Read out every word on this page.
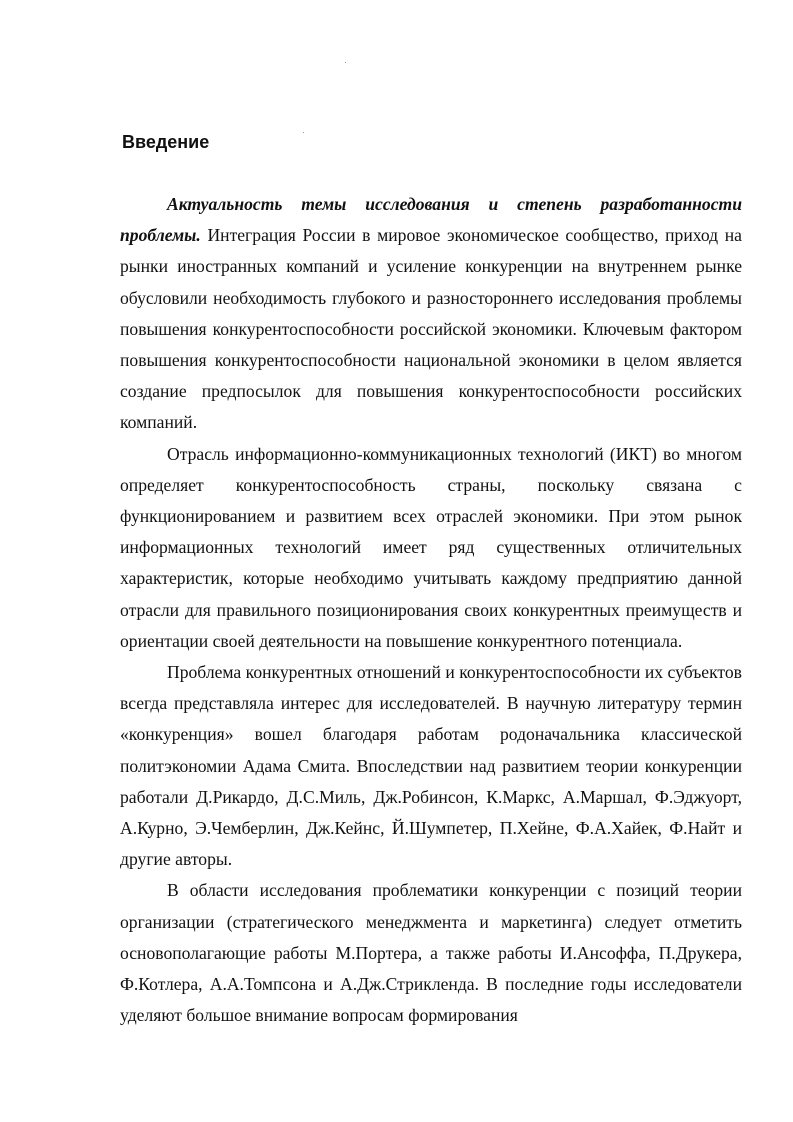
Введение

Актуальность темы исследования и степень разработанности проблемы. Интеграция России в мировое экономическое сообщество, приход на рынки иностранных компаний и усиление конкуренции на внутреннем рынке обусловили необходимость глубокого и разностороннего исследования проблемы повышения конкурентоспособности российской экономики. Ключевым фактором повышения конкурентоспособности национальной экономики в целом является создание предпосылок для повышения конкурентоспособности российских компаний.

Отрасль информационно-коммуникационных технологий (ИКТ) во многом определяет конкурентоспособность страны, поскольку связана с функционированием и развитием всех отраслей экономики. При этом рынок информационных технологий имеет ряд существенных отличительных характеристик, которые необходимо учитывать каждому предприятию данной отрасли для правильного позиционирования своих конкурентных преимуществ и ориентации своей деятельности на повышение конкурентного потенциала.

Проблема конкурентных отношений и конкурентоспособности их субъектов всегда представляла интерес для исследователей. В научную литературу термин «конкуренция» вошел благодаря работам родоначальника классической политэкономии Адама Смита. Впоследствии над развитием теории конкуренции работали Д.Рикардо, Д.С.Миль, Дж.Робинсон, К.Маркс, А.Маршал, Ф.Эджуорт, А.Курно, Э.Чемберлин, Дж.Кейнс, Й.Шумпетер, П.Хейне, Ф.А.Хайек, Ф.Найт и другие авторы.

В области исследования проблематики конкуренции с позиций теории организации (стратегического менеджмента и маркетинга) следует отметить основополагающие работы М.Портера, а также работы И.Ансоффа, П.Друкера, Ф.Котлера, А.А.Томпсона и А.Дж.Стрикленда. В последние годы исследователи уделяют большое внимание вопросам формирования
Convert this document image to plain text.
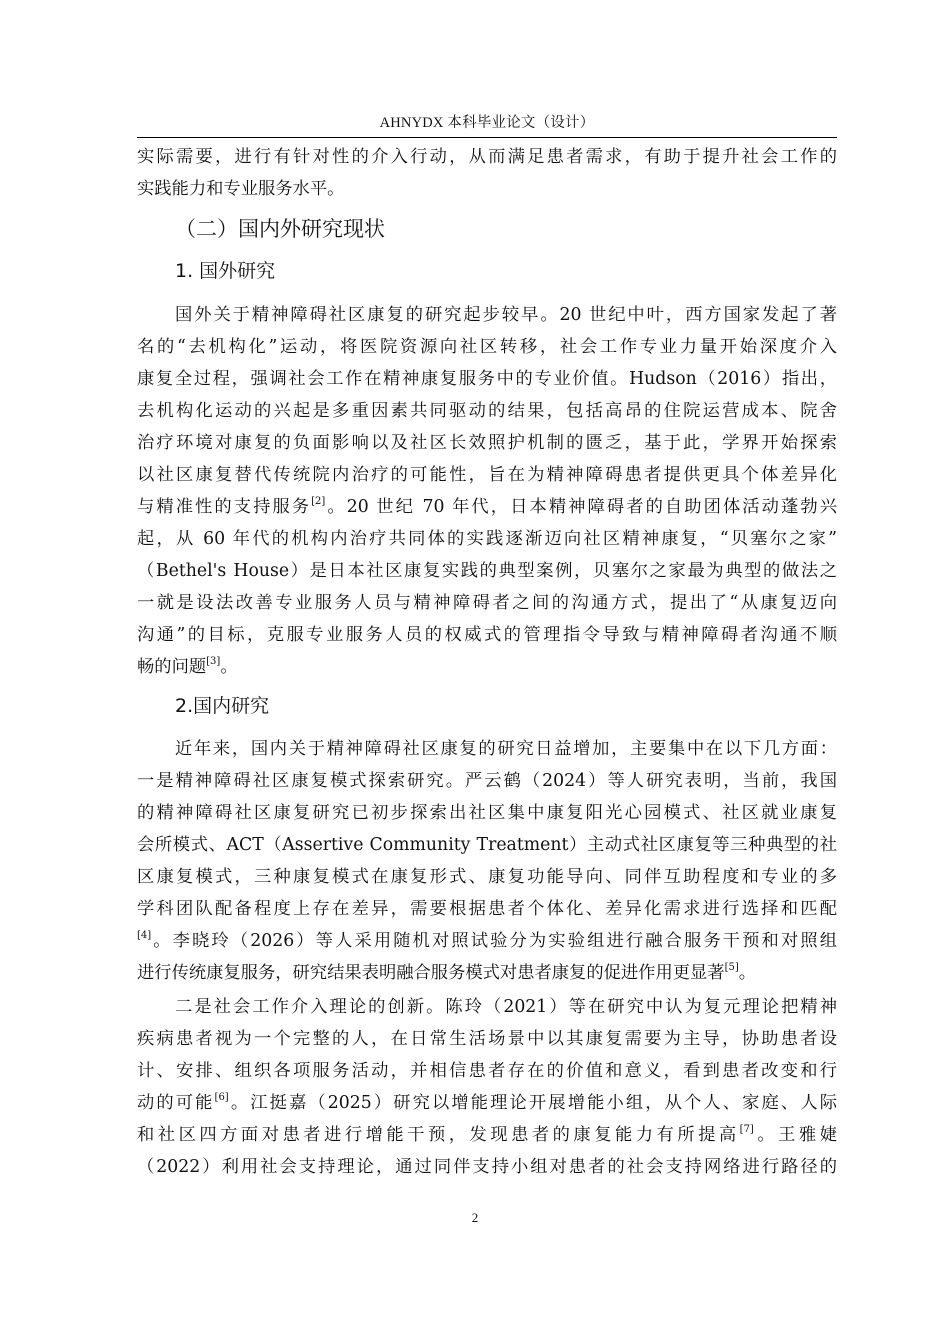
AHNYDX 本科毕业论文（设计）
实际需要，进行有针对性的介入行动，从而满足患者需求，有助于提升社会工作的
实践能力和专业服务水平。
（二）国内外研究现状
1. 国外研究
国外关于精神障碍社区康复的研究起步较早。20 世纪中叶，西方国家发起了著
名的“去机构化”运动，将医院资源向社区转移，社会工作专业力量开始深度介入
康复全过程，强调社会工作在精神康复服务中的专业价值。Hudson（2016）指出，
去机构化运动的兴起是多重因素共同驱动的结果，包括高昂的住院运营成本、院舍
治疗环境对康复的负面影响以及社区长效照护机制的匮乏，基于此，学界开始探索
以社区康复替代传统院内治疗的可能性，旨在为精神障碍患者提供更具个体差异化
与精准性的支持服务[2]。20 世纪 70 年代，日本精神障碍者的自助团体活动蓬勃兴
起，从 60 年代的机构内治疗共同体的实践逐渐迈向社区精神康复，“贝塞尔之家”
（Bethel's House）是日本社区康复实践的典型案例，贝塞尔之家最为典型的做法之
一就是设法改善专业服务人员与精神障碍者之间的沟通方式，提出了“从康复迈向
沟通”的目标，克服专业服务人员的权威式的管理指令导致与精神障碍者沟通不顺
畅的问题[3]。
2.国内研究
近年来，国内关于精神障碍社区康复的研究日益增加，主要集中在以下几方面：
一是精神障碍社区康复模式探索研究。严云鹤（2024）等人研究表明，当前，我国
的精神障碍社区康复研究已初步探索出社区集中康复阳光心园模式、社区就业康复
会所模式、ACT（Assertive Community Treatment）主动式社区康复等三种典型的社
区康复模式，三种康复模式在康复形式、康复功能导向、同伴互助程度和专业的多
学科团队配备程度上存在差异，需要根据患者个体化、差异化需求进行选择和匹配
[4]。李晓玲（2026）等人采用随机对照试验分为实验组进行融合服务干预和对照组
进行传统康复服务，研究结果表明融合服务模式对患者康复的促进作用更显著[5]。
二是社会工作介入理论的创新。陈玲（2021）等在研究中认为复元理论把精神
疾病患者视为一个完整的人，在日常生活场景中以其康复需要为主导，协助患者设
计、安排、组织各项服务活动，并相信患者存在的价值和意义，看到患者改变和行
动的可能[6]。江挺嘉（2025）研究以增能理论开展增能小组，从个人、家庭、人际
和社区四方面对患者进行增能干预，发现患者的康复能力有所提高[7]。王雅婕
（2022）利用社会支持理论，通过同伴支持小组对患者的社会支持网络进行路径的
2
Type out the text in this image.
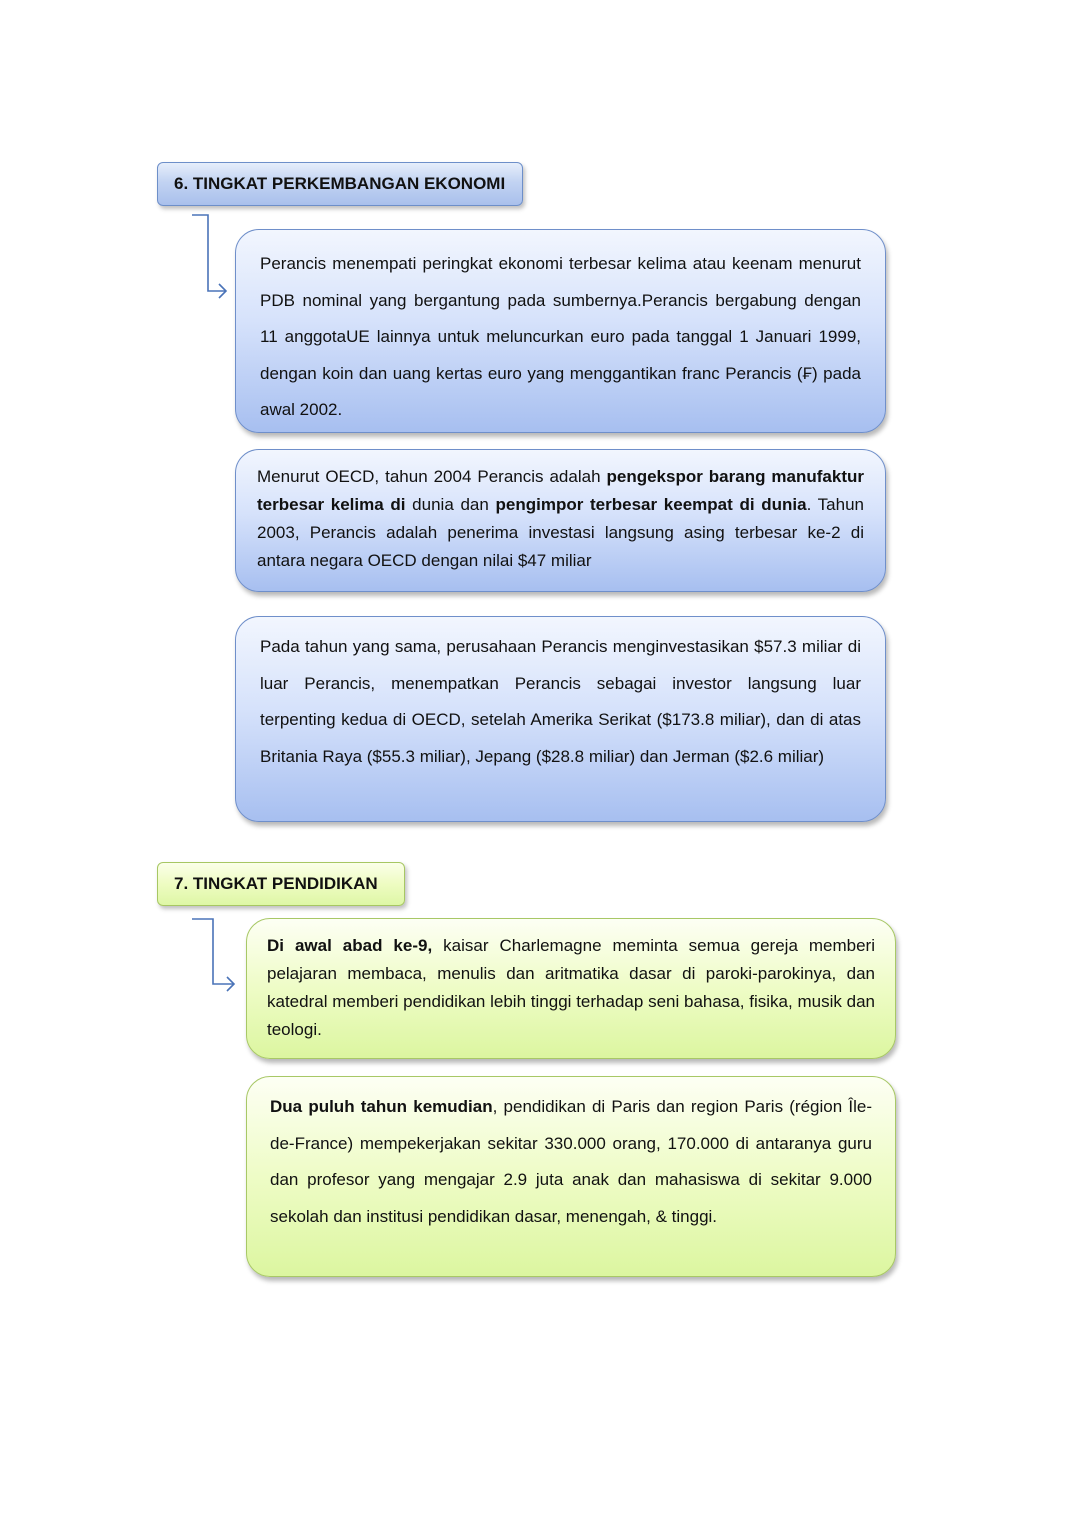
6. TINGKAT PERKEMBANGAN EKONOMI

Perancis menempati peringkat ekonomi terbesar kelima atau keenam menurut PDB nominal yang bergantung pada sumbernya.Perancis bergabung dengan 11 anggotaUE lainnya untuk meluncurkan euro pada tanggal 1 Januari 1999, dengan koin dan uang kertas euro yang menggantikan franc Perancis (₣) pada awal 2002.

Menurut OECD, tahun 2004 Perancis adalah pengekspor barang manufaktur terbesar kelima di dunia dan pengimpor terbesar keempat di dunia. Tahun 2003, Perancis adalah penerima investasi langsung asing terbesar ke-2 di antara negara OECD dengan nilai $47 miliar

Pada tahun yang sama, perusahaan Perancis menginvestasikan $57.3 miliar di luar Perancis, menempatkan Perancis sebagai investor langsung luar terpenting kedua di OECD, setelah Amerika Serikat ($173.8 miliar), dan di atas Britania Raya ($55.3 miliar), Jepang ($28.8 miliar) dan Jerman ($2.6 miliar)

7. TINGKAT PENDIDIKAN

Di awal abad ke-9, kaisar Charlemagne meminta semua gereja memberi pelajaran membaca, menulis dan aritmatika dasar di paroki-parokinya, dan katedral memberi pendidikan lebih tinggi terhadap seni bahasa, fisika, musik dan teologi.

Dua puluh tahun kemudian, pendidikan di Paris dan region Paris (région Île-de-France) mempekerjakan sekitar 330.000 orang, 170.000 di antaranya guru dan profesor yang mengajar 2.9 juta anak dan mahasiswa di sekitar 9.000 sekolah dan institusi pendidikan dasar, menengah, & tinggi.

___

#### [Task prompt]
Reproduce each line of the entries in which the word "TINGKAT" is found.

#### [Solution for this problem]
6. TINGKAT PERKEMBANGAN EKONOMI
7. TINGKAT PENDIDIKAN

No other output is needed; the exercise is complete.